Objective -> From the entries below, list each line with "Secure".

___ Provided data

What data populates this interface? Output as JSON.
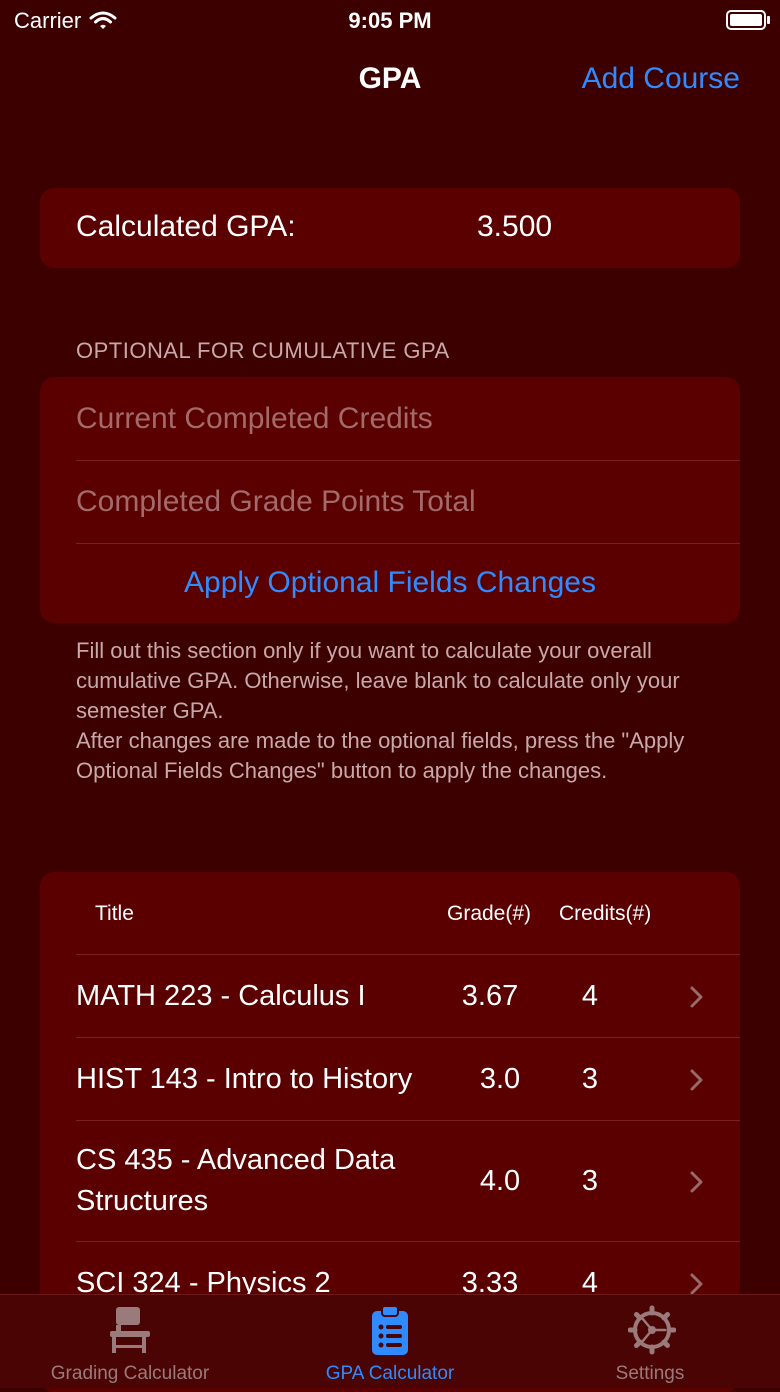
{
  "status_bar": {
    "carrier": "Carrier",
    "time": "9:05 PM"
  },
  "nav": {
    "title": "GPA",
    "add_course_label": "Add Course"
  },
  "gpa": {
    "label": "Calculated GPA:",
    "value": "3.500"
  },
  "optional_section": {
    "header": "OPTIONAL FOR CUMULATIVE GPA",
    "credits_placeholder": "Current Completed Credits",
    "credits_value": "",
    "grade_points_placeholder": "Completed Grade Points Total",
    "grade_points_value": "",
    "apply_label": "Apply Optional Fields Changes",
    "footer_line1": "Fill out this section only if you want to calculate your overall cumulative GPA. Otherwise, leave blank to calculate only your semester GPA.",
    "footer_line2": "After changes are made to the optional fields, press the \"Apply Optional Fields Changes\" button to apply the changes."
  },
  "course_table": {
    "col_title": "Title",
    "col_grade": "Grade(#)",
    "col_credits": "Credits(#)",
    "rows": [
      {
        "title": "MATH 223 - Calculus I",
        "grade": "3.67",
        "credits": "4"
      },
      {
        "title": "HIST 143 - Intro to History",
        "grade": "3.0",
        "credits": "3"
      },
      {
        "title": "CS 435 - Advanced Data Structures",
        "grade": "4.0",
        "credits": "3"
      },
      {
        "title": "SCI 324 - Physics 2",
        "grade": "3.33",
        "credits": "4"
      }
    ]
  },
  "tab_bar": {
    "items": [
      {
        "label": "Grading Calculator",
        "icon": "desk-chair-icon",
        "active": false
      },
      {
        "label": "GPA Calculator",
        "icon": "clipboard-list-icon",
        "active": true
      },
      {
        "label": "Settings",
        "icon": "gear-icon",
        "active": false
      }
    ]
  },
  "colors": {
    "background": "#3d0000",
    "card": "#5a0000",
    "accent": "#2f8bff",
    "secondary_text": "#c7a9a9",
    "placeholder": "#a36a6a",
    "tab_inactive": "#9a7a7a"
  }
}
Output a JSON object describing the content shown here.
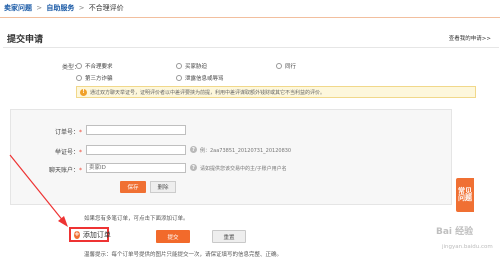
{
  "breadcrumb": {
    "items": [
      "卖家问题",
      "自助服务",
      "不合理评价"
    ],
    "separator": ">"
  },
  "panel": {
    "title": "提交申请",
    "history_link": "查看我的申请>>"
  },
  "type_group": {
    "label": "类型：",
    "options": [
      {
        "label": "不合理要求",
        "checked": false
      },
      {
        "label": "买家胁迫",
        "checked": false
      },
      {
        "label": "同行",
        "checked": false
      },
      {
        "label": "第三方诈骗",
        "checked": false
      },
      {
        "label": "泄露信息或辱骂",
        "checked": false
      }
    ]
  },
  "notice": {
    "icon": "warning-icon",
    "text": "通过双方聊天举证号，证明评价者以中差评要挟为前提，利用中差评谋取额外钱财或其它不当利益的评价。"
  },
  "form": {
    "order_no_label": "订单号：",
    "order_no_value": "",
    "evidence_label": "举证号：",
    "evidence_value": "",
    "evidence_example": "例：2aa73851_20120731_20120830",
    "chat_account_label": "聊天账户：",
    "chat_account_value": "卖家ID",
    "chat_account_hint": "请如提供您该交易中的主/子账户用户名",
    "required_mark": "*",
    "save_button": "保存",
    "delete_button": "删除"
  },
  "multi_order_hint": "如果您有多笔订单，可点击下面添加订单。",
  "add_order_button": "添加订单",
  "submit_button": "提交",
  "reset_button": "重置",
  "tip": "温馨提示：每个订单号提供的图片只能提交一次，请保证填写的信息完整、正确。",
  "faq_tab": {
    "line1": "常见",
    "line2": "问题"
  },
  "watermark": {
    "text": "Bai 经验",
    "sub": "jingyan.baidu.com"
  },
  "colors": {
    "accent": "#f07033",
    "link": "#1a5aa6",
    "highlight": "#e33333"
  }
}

______
___ Provided data

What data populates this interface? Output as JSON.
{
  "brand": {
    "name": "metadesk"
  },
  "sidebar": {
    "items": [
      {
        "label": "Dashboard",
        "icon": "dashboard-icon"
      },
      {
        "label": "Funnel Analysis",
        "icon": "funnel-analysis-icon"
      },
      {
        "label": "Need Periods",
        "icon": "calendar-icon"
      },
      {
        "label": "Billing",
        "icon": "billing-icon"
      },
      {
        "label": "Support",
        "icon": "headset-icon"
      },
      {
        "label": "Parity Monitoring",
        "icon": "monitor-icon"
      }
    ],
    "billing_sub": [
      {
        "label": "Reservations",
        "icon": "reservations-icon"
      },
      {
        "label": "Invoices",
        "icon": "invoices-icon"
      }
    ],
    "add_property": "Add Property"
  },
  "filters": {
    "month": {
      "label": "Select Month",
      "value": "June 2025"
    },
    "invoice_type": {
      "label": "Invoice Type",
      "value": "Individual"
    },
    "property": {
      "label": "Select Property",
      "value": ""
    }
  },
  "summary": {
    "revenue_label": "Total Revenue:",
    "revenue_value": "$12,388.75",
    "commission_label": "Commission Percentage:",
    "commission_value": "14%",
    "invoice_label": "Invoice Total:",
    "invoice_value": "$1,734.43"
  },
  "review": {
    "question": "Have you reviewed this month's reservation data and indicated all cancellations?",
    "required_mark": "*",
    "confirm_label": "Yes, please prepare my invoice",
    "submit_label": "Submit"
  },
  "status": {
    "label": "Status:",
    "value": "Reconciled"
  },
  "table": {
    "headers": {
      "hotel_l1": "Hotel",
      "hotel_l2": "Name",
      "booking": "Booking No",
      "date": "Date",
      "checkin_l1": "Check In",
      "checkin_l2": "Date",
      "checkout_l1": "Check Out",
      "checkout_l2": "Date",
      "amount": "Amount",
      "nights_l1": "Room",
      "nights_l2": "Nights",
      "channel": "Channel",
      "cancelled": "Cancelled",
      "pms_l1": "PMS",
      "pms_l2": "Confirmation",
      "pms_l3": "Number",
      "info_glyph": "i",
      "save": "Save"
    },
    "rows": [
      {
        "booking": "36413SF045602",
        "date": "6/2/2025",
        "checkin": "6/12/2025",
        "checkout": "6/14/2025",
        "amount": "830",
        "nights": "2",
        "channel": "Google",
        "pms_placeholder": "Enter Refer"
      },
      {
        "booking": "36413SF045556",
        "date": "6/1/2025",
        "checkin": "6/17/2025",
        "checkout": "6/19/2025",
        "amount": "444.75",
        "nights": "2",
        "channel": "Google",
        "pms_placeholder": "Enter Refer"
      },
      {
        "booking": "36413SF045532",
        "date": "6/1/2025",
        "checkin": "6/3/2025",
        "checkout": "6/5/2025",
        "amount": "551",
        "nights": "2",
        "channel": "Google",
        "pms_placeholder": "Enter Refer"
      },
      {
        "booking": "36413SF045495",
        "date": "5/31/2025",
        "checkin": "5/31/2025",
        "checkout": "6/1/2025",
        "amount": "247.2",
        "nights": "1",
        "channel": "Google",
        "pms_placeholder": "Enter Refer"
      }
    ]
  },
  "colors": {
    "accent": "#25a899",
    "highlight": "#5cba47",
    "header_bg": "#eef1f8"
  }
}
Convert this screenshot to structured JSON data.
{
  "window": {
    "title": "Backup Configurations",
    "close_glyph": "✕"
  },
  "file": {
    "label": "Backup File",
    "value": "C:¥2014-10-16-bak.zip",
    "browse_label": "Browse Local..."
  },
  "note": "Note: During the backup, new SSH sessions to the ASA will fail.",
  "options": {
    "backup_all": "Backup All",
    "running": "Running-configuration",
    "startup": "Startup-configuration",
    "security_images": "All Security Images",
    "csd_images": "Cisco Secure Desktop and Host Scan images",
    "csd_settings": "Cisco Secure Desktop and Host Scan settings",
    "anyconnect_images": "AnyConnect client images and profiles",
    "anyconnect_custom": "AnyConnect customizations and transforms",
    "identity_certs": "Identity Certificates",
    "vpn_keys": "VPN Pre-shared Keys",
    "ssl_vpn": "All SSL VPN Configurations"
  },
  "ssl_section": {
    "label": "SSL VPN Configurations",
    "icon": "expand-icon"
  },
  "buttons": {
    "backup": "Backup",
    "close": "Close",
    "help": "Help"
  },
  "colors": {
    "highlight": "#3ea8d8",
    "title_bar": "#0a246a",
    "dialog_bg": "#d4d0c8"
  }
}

______

Full solution ->
    "csd_images": "Cisco Secure Desktop and Host Scan images",
    "csd_settings": "Cisco Secure Desktop and Host Scan settings",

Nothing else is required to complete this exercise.